:: ENTRIES SHOWN ::
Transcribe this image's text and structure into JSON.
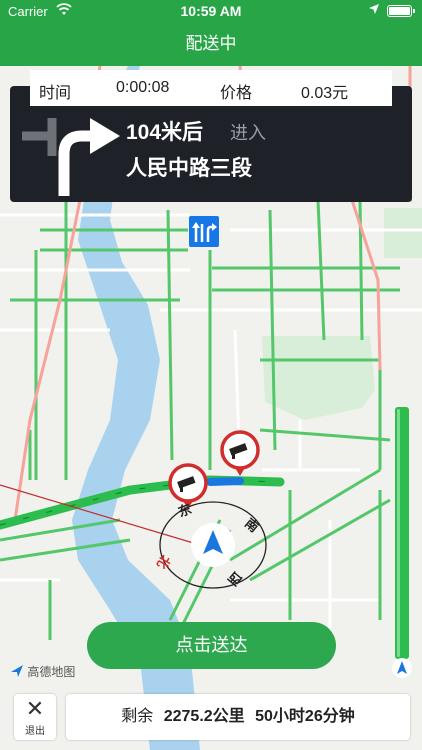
{
  "status_bar": {
    "carrier": "Carrier",
    "time": "10:59 AM"
  },
  "nav": {
    "title": "配送中"
  },
  "stats": {
    "time_label": "时间",
    "time_value": "0:00:08",
    "price_label": "价格",
    "price_value": "0.03元"
  },
  "guide": {
    "distance": "104米后",
    "action": "进入",
    "road": "人民中路三段",
    "turn_icon": "turn-right-icon"
  },
  "compass": {
    "east": "东",
    "south": "南",
    "west": "西",
    "north": "北"
  },
  "deliver_button": {
    "label": "点击送达"
  },
  "map_logo": {
    "text": "高德地图"
  },
  "exit": {
    "label": "退出"
  },
  "remaining": {
    "label": "剩余",
    "distance": "2275.2公里",
    "duration": "50小时26分钟"
  },
  "colors": {
    "accent": "#27a547",
    "guide_bg": "#1e2128",
    "route_green": "#2dbd4e",
    "lane_blue": "#1877e6"
  }
}
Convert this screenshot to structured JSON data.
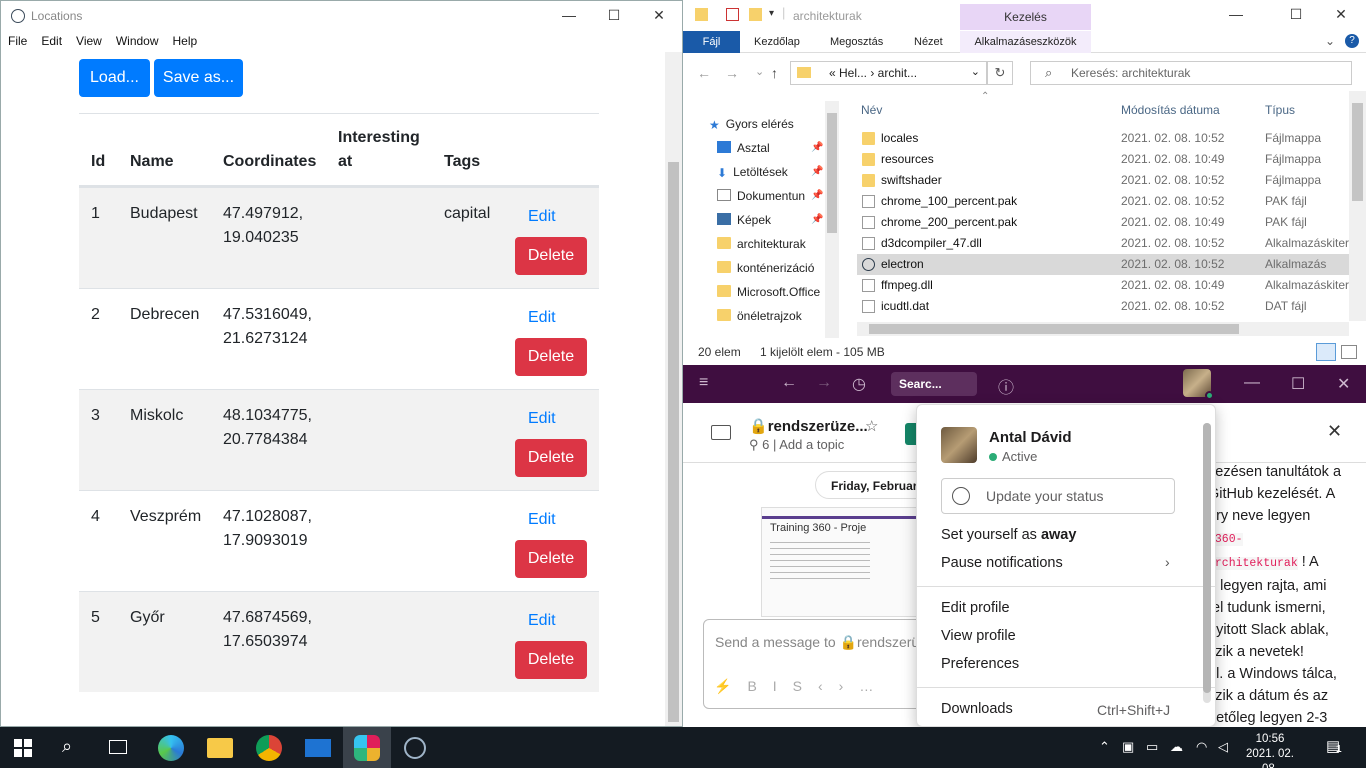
{
  "locations_window": {
    "title": "Locations",
    "menu": [
      "File",
      "Edit",
      "View",
      "Window",
      "Help"
    ],
    "load_label": "Load...",
    "save_label": "Save as...",
    "columns": [
      "Id",
      "Name",
      "Coordinates",
      "Interesting at",
      "Tags"
    ],
    "edit_label": "Edit",
    "delete_label": "Delete",
    "rows": [
      {
        "id": "1",
        "name": "Budapest",
        "lat": "47.497912,",
        "lon": "19.040235",
        "interesting": "",
        "tags": "capital"
      },
      {
        "id": "2",
        "name": "Debrecen",
        "lat": "47.5316049,",
        "lon": "21.6273124",
        "interesting": "",
        "tags": ""
      },
      {
        "id": "3",
        "name": "Miskolc",
        "lat": "48.1034775,",
        "lon": "20.7784384",
        "interesting": "",
        "tags": ""
      },
      {
        "id": "4",
        "name": "Veszprém",
        "lat": "47.1028087,",
        "lon": "17.9093019",
        "interesting": "",
        "tags": ""
      },
      {
        "id": "5",
        "name": "Győr",
        "lat": "47.6874569,",
        "lon": "17.6503974",
        "interesting": "",
        "tags": ""
      }
    ]
  },
  "explorer": {
    "title": "architekturak",
    "contextual_tab": "Kezelés",
    "ribbon_tabs": [
      "Fájl",
      "Kezdőlap",
      "Megosztás",
      "Nézet",
      "Alkalmazáseszközök"
    ],
    "address": "« Hel... › archit...",
    "search_placeholder": "Keresés: architekturak",
    "nav_items": [
      {
        "label": "Gyors elérés",
        "icon": "star-icon"
      },
      {
        "label": "Asztal",
        "icon": "desktop-icon",
        "pinned": true
      },
      {
        "label": "Letöltések",
        "icon": "download-icon",
        "pinned": true
      },
      {
        "label": "Dokumentun",
        "icon": "document-icon",
        "pinned": true
      },
      {
        "label": "Képek",
        "icon": "pictures-icon",
        "pinned": true
      },
      {
        "label": "architekturak",
        "icon": "folder-icon"
      },
      {
        "label": "konténerizáció",
        "icon": "folder-icon"
      },
      {
        "label": "Microsoft.Office",
        "icon": "folder-icon"
      },
      {
        "label": "önéletrajzok",
        "icon": "folder-icon"
      }
    ],
    "columns": [
      "Név",
      "Módosítás dátuma",
      "Típus"
    ],
    "files": [
      {
        "name": "locales",
        "date": "2021. 02. 08. 10:52",
        "type": "Fájlmappa",
        "icon": "folder-icon"
      },
      {
        "name": "resources",
        "date": "2021. 02. 08. 10:49",
        "type": "Fájlmappa",
        "icon": "folder-icon"
      },
      {
        "name": "swiftshader",
        "date": "2021. 02. 08. 10:52",
        "type": "Fájlmappa",
        "icon": "folder-icon"
      },
      {
        "name": "chrome_100_percent.pak",
        "date": "2021. 02. 08. 10:52",
        "type": "PAK fájl",
        "icon": "file-icon"
      },
      {
        "name": "chrome_200_percent.pak",
        "date": "2021. 02. 08. 10:49",
        "type": "PAK fájl",
        "icon": "file-icon"
      },
      {
        "name": "d3dcompiler_47.dll",
        "date": "2021. 02. 08. 10:52",
        "type": "Alkalmazáskiter",
        "icon": "dll-icon"
      },
      {
        "name": "electron",
        "date": "2021. 02. 08. 10:52",
        "type": "Alkalmazás",
        "icon": "electron-icon",
        "selected": true
      },
      {
        "name": "ffmpeg.dll",
        "date": "2021. 02. 08. 10:49",
        "type": "Alkalmazáskiter",
        "icon": "dll-icon"
      },
      {
        "name": "icudtl.dat",
        "date": "2021. 02. 08. 10:52",
        "type": "DAT fájl",
        "icon": "file-icon"
      }
    ],
    "status_count": "20 elem",
    "status_selected": "1 kijelölt elem - 105 MB"
  },
  "slack": {
    "search": "Searc...",
    "channel": "rendszerüze...",
    "member_count": "6",
    "add_topic": "Add a topic",
    "day_divider": "Friday, Februar",
    "preview_title": "Training 360 - Proje",
    "compose_placeholder": "Send a message to 🔒rendszerüz",
    "right_text": {
      "l1": "vezésen tanultátok a",
      "l2": "GitHub kezelését. A",
      "l3": "ory neve legyen",
      "l4_code": "g360-",
      "l5_code": "architekturak",
      "l5_rest": "! A",
      "l6": "n legyen rajta, ami",
      "l7": "fel tudunk ismerni,",
      "l8": "nyitott Slack ablak,",
      "l9": "szik a nevetek!",
      "l10": "ol. a Windows tálca,",
      "l11": "szik a dátum és az",
      "l12": "hetőleg legyen 2-3"
    },
    "menu": {
      "user_name": "Antal Dávid",
      "presence": "Active",
      "status_placeholder": "Update your status",
      "set_away_prefix": "Set yourself as ",
      "set_away_bold": "away",
      "pause": "Pause notifications",
      "edit_profile": "Edit profile",
      "view_profile": "View profile",
      "preferences": "Preferences",
      "downloads": "Downloads",
      "downloads_shortcut": "Ctrl+Shift+J"
    }
  },
  "taskbar": {
    "time": "10:56",
    "date": "2021. 02. 08.",
    "notification_count": "1"
  },
  "colors": {
    "primary": "#007bff",
    "danger": "#dc3545",
    "slack_aubergine": "#3f0e40",
    "explorer_blue": "#1a5aa8",
    "taskbar": "#141b22"
  }
}
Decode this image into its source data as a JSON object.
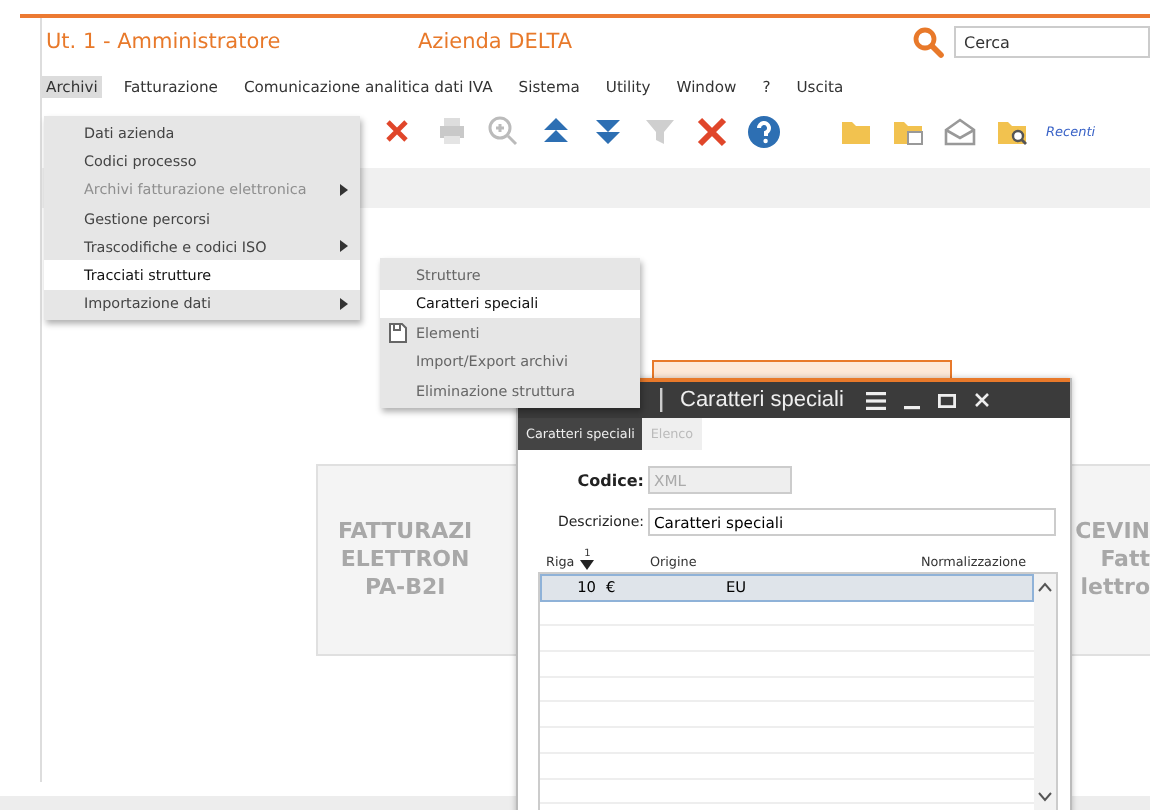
{
  "header": {
    "user": "Ut. 1 - Amministratore",
    "company": "Azienda DELTA",
    "search": {
      "placeholder": "Cerca"
    }
  },
  "menubar": [
    {
      "label": "Archivi",
      "selected": true
    },
    {
      "label": "Fatturazione",
      "selected": false
    },
    {
      "label": "Comunicazione analitica dati IVA",
      "selected": false
    },
    {
      "label": "Sistema",
      "selected": false
    },
    {
      "label": "Utility",
      "selected": false
    },
    {
      "label": "Window",
      "selected": false
    },
    {
      "label": "?",
      "selected": false
    },
    {
      "label": "Uscita",
      "selected": false
    }
  ],
  "toolbar": {
    "recent_link": "Recenti"
  },
  "background_card": {
    "left_lines": [
      "FATTURAZI",
      "ELETTRON",
      "PA-B2I"
    ],
    "right_lines": [
      "CEVIN",
      "Fatt",
      "lettro"
    ]
  },
  "menu": [
    {
      "label": "Dati azienda",
      "disabled": false,
      "submenu": false,
      "selected": false
    },
    {
      "label": "Codici processo",
      "disabled": false,
      "submenu": false,
      "selected": false
    },
    {
      "label": "Archivi fatturazione elettronica",
      "disabled": true,
      "submenu": true,
      "selected": false
    },
    {
      "label": "Gestione percorsi",
      "disabled": false,
      "submenu": false,
      "selected": false
    },
    {
      "label": "Trascodifiche e codici ISO",
      "disabled": false,
      "submenu": true,
      "selected": false
    },
    {
      "label": "Tracciati strutture",
      "disabled": false,
      "submenu": false,
      "selected": true
    },
    {
      "label": "Importazione dati",
      "disabled": false,
      "submenu": true,
      "selected": false
    }
  ],
  "submenu": [
    {
      "label": "Strutture",
      "selected": false,
      "icon": false
    },
    {
      "label": "Caratteri speciali",
      "selected": true,
      "icon": false
    },
    {
      "label": "Elementi",
      "selected": false,
      "icon": true
    },
    {
      "label": "Import/Export archivi",
      "selected": false,
      "icon": false
    },
    {
      "label": "Eliminazione struttura",
      "selected": false,
      "icon": false
    }
  ],
  "dialog": {
    "title": "Caratteri speciali",
    "tabs": [
      {
        "label": "Caratteri speciali",
        "selected": true
      },
      {
        "label": "Elenco",
        "selected": false
      }
    ],
    "codice_label": "Codice:",
    "codice": "XML",
    "descrizione_label": "Descrizione:",
    "descrizione": "Caratteri speciali",
    "columns": [
      "Riga",
      "Origine",
      "Normalizzazione"
    ],
    "sort_mark": "1",
    "rows": [
      {
        "riga": "10",
        "origine": "€",
        "normalizzazione": "EU",
        "selected": true
      }
    ]
  }
}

:: EXERCISE OBJECTIVE ::
Look through the data above. Each line containing the word "profile" needs to be copied.

:: COMPLETED TASK ::
      "edit_profile": "Edit profile",
      "view_profile": "View profile",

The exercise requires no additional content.